++++ Task material

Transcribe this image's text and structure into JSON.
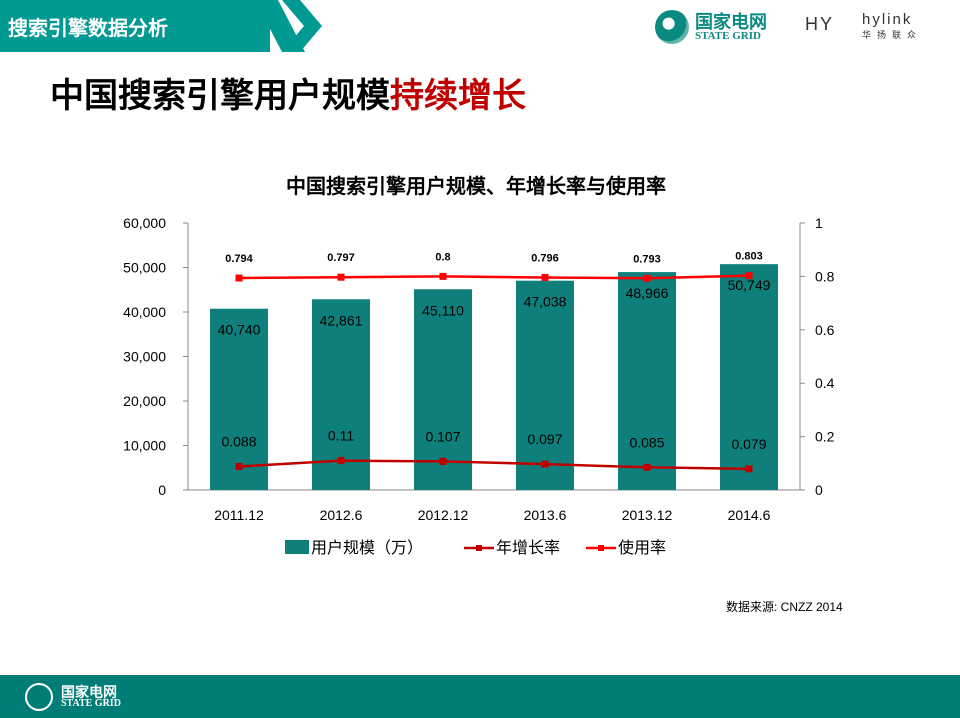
{
  "header": {
    "section_title": "搜索引擎数据分析",
    "logo_cn": "国家电网",
    "logo_en": "STATE GRID",
    "hy": "HY",
    "hylink": "hylink",
    "hylink_sub": "华扬联众"
  },
  "slide_title": {
    "main": "中国搜索引擎用户规模",
    "highlight": "持续增长"
  },
  "source": "数据来源: CNZZ 2014",
  "footer": {
    "logo_cn": "国家电网",
    "logo_en": "STATE GRID"
  },
  "colors": {
    "bar": "#0f7f7b",
    "growth": "#c00000",
    "usage": "#ff0000",
    "teal": "#009a93"
  },
  "chart_data": {
    "type": "bar",
    "title": "中国搜索引擎用户规模、年增长率与使用率",
    "categories": [
      "2011.12",
      "2012.6",
      "2012.12",
      "2013.6",
      "2013.12",
      "2014.6"
    ],
    "y_left": {
      "min": 0,
      "max": 60000,
      "ticks": [
        "0",
        "10,000",
        "20,000",
        "30,000",
        "40,000",
        "50,000",
        "60,000"
      ]
    },
    "y_right": {
      "min": 0,
      "max": 1,
      "ticks": [
        "0",
        "0.2",
        "0.4",
        "0.6",
        "0.8",
        "1"
      ]
    },
    "series": [
      {
        "name": "用户规模（万）",
        "type": "bar",
        "axis": "left",
        "values": [
          40740,
          42861,
          45110,
          47038,
          48966,
          50749
        ],
        "labels": [
          "40,740",
          "42,861",
          "45,110",
          "47,038",
          "48,966",
          "50,749"
        ]
      },
      {
        "name": "年增长率",
        "type": "line",
        "axis": "right",
        "values": [
          0.088,
          0.11,
          0.107,
          0.097,
          0.085,
          0.079
        ],
        "labels": [
          "0.088",
          "0.11",
          "0.107",
          "0.097",
          "0.085",
          "0.079"
        ]
      },
      {
        "name": "使用率",
        "type": "line",
        "axis": "right",
        "values": [
          0.794,
          0.797,
          0.8,
          0.796,
          0.793,
          0.803
        ],
        "labels": [
          "0.794",
          "0.797",
          "0.8",
          "0.796",
          "0.793",
          "0.803"
        ]
      }
    ],
    "legend": "bottom"
  }
}
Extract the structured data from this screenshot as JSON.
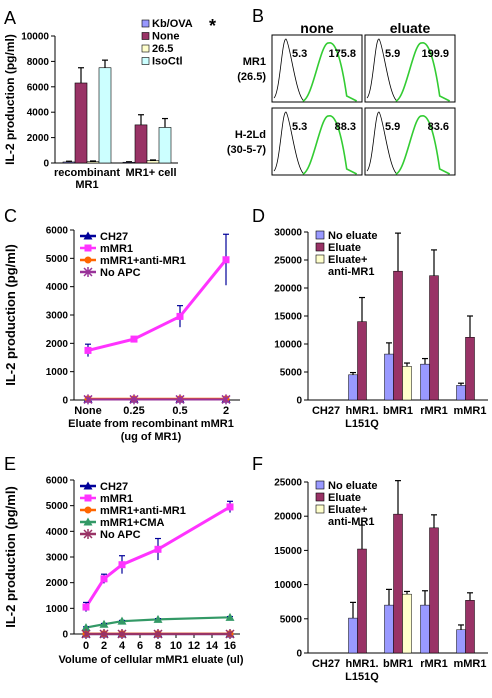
{
  "panel_letters": {
    "A": "A",
    "B": "B",
    "C": "C",
    "D": "D",
    "E": "E",
    "F": "F"
  },
  "chart_data": [
    {
      "id": "A",
      "type": "bar",
      "ylabel": "IL-2 production (pg/ml)",
      "ylim": [
        0,
        10000
      ],
      "yticks": [
        "0",
        "2000",
        "4000",
        "6000",
        "8000",
        "10000"
      ],
      "categories": [
        "recombinant MR1",
        "MR1+ cell"
      ],
      "legend_position": "top-right",
      "series": [
        {
          "name": "Kb/OVA",
          "color": "#9999ff",
          "values": [
            80,
            60
          ],
          "errors": [
            60,
            40
          ]
        },
        {
          "name": "None",
          "color": "#993366",
          "values": [
            6300,
            3000
          ],
          "errors": [
            1200,
            800
          ]
        },
        {
          "name": "26.5",
          "color": "#ffffcc",
          "values": [
            100,
            180
          ],
          "errors": [
            60,
            60
          ]
        },
        {
          "name": "IsoCtl",
          "color": "#ccffff",
          "values": [
            7500,
            2800
          ],
          "errors": [
            600,
            700
          ]
        }
      ],
      "annotation": "*"
    },
    {
      "id": "B",
      "type": "histogram_grid",
      "columns": [
        "none",
        "eluate"
      ],
      "rows": [
        "MR1\n(26.5)",
        "H-2Ld\n(30-5-7)"
      ],
      "row_label_lines": [
        [
          "MR1",
          "(26.5)"
        ],
        [
          "H-2Ld",
          "(30-5-7)"
        ]
      ],
      "cells": [
        [
          {
            "left": "5.3",
            "right": "175.8"
          },
          {
            "left": "5.9",
            "right": "199.9"
          }
        ],
        [
          {
            "left": "5.3",
            "right": "88.3"
          },
          {
            "left": "5.9",
            "right": "83.6"
          }
        ]
      ],
      "colors": {
        "control": "#000000",
        "stain": "#33cc33"
      }
    },
    {
      "id": "C",
      "type": "line",
      "ylabel": "IL-2 production (pg/ml)",
      "xlabel": "Eluate from recombinant mMR1",
      "xlabel2": "(ug of MR1)",
      "categories": [
        "None",
        "0.25",
        "0.5",
        "2"
      ],
      "ylim": [
        0,
        6000
      ],
      "yticks": [
        "0",
        "1000",
        "2000",
        "3000",
        "4000",
        "5000",
        "6000"
      ],
      "legend_position": "top-left",
      "series": [
        {
          "name": "CH27",
          "color": "#000099",
          "marker": "triangle",
          "values": [
            30,
            30,
            30,
            30
          ],
          "errors": [
            0,
            0,
            0,
            0
          ]
        },
        {
          "name": "mMR1",
          "color": "#ff33ff",
          "marker": "square",
          "values": [
            1750,
            2150,
            2950,
            4950
          ],
          "errors": [
            220,
            60,
            380,
            900
          ]
        },
        {
          "name": "mMR1+anti-MR1",
          "color": "#ff6600",
          "marker": "circle",
          "values": [
            40,
            40,
            40,
            40
          ],
          "errors": [
            0,
            0,
            0,
            0
          ]
        },
        {
          "name": "No APC",
          "color": "#993399",
          "marker": "star",
          "values": [
            20,
            20,
            20,
            20
          ],
          "errors": [
            0,
            0,
            0,
            0
          ]
        }
      ]
    },
    {
      "id": "D",
      "type": "bar",
      "categories": [
        "CH27",
        "hMR1.\nL151Q",
        "bMR1",
        "rMR1",
        "mMR1"
      ],
      "category_lines": [
        [
          "CH27"
        ],
        [
          "hMR1.",
          "L151Q"
        ],
        [
          "bMR1"
        ],
        [
          "rMR1"
        ],
        [
          "mMR1"
        ]
      ],
      "ylim": [
        0,
        30000
      ],
      "yticks": [
        "0",
        "5000",
        "10000",
        "15000",
        "20000",
        "25000",
        "30000"
      ],
      "legend_position": "top-left",
      "legend_lines": [
        [
          "No eluate"
        ],
        [
          "Eluate"
        ],
        [
          "Eluate+",
          "anti-MR1"
        ]
      ],
      "series": [
        {
          "name": "No eluate",
          "color": "#9999ff",
          "values": [
            0,
            4500,
            8200,
            6400,
            2600
          ],
          "errors": [
            0,
            400,
            2000,
            1000,
            400
          ]
        },
        {
          "name": "Eluate",
          "color": "#993366",
          "values": [
            0,
            14000,
            23000,
            22200,
            11200
          ],
          "errors": [
            0,
            4300,
            6800,
            4600,
            3800
          ]
        },
        {
          "name": "Eluate+ anti-MR1",
          "color": "#ffffcc",
          "values": [
            0,
            0,
            6000,
            0,
            0
          ],
          "errors": [
            0,
            0,
            600,
            0,
            0
          ]
        }
      ]
    },
    {
      "id": "E",
      "type": "line",
      "ylabel": "IL-2 production (pg/ml)",
      "xlabel": "Volume of cellular mMR1 eluate (ul)",
      "x": [
        0,
        2,
        4,
        8,
        16
      ],
      "xticks": [
        "0",
        "2",
        "4",
        "6",
        "8",
        "10",
        "12",
        "14",
        "16"
      ],
      "ylim": [
        0,
        6000
      ],
      "yticks": [
        "0",
        "1000",
        "2000",
        "3000",
        "4000",
        "5000",
        "6000"
      ],
      "legend_position": "top-left",
      "series": [
        {
          "name": "CH27",
          "color": "#000099",
          "marker": "triangle",
          "values": [
            0,
            0,
            0,
            0,
            0
          ],
          "errors": [
            0,
            0,
            0,
            0,
            0
          ]
        },
        {
          "name": "mMR1",
          "color": "#ff33ff",
          "marker": "square",
          "values": [
            1050,
            2150,
            2700,
            3300,
            4950
          ],
          "errors": [
            180,
            180,
            350,
            420,
            220
          ]
        },
        {
          "name": "mMR1+anti-MR1",
          "color": "#ff6600",
          "marker": "circle",
          "values": [
            10,
            10,
            10,
            10,
            10
          ],
          "errors": [
            0,
            0,
            0,
            0,
            0
          ]
        },
        {
          "name": "mMR1+CMA",
          "color": "#339966",
          "marker": "triangle",
          "values": [
            250,
            380,
            500,
            570,
            650
          ],
          "errors": [
            30,
            30,
            30,
            30,
            30
          ]
        },
        {
          "name": "No APC",
          "color": "#993366",
          "marker": "star",
          "values": [
            0,
            0,
            0,
            0,
            0
          ],
          "errors": [
            0,
            0,
            0,
            0,
            0
          ]
        }
      ]
    },
    {
      "id": "F",
      "type": "bar",
      "categories": [
        "CH27",
        "hMR1.\nL151Q",
        "bMR1",
        "rMR1",
        "mMR1"
      ],
      "category_lines": [
        [
          "CH27"
        ],
        [
          "hMR1.",
          "L151Q"
        ],
        [
          "bMR1"
        ],
        [
          "rMR1"
        ],
        [
          "mMR1"
        ]
      ],
      "ylim": [
        0,
        25000
      ],
      "yticks": [
        "0",
        "5000",
        "10000",
        "15000",
        "20000",
        "25000"
      ],
      "legend_position": "top-left",
      "legend_lines": [
        [
          "No eluate"
        ],
        [
          "Eluate"
        ],
        [
          "Eluate+",
          "anti-MR1"
        ]
      ],
      "series": [
        {
          "name": "No eluate",
          "color": "#9999ff",
          "values": [
            0,
            5100,
            7000,
            7000,
            3400
          ],
          "errors": [
            0,
            2300,
            2300,
            2100,
            700
          ]
        },
        {
          "name": "Eluate",
          "color": "#993366",
          "values": [
            0,
            15200,
            20300,
            18300,
            7700
          ],
          "errors": [
            0,
            3500,
            4900,
            1900,
            1100
          ]
        },
        {
          "name": "Eluate+ anti-MR1",
          "color": "#ffffcc",
          "values": [
            0,
            0,
            8600,
            0,
            0
          ],
          "errors": [
            0,
            0,
            400,
            0,
            0
          ]
        }
      ]
    }
  ]
}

++++++++

Given request:
Every line in the data that holds "this" should be copied out.

Worked solution:
Transcribe this image's text and structure into JSON.
Extract the structured data from this screenshot as JSON.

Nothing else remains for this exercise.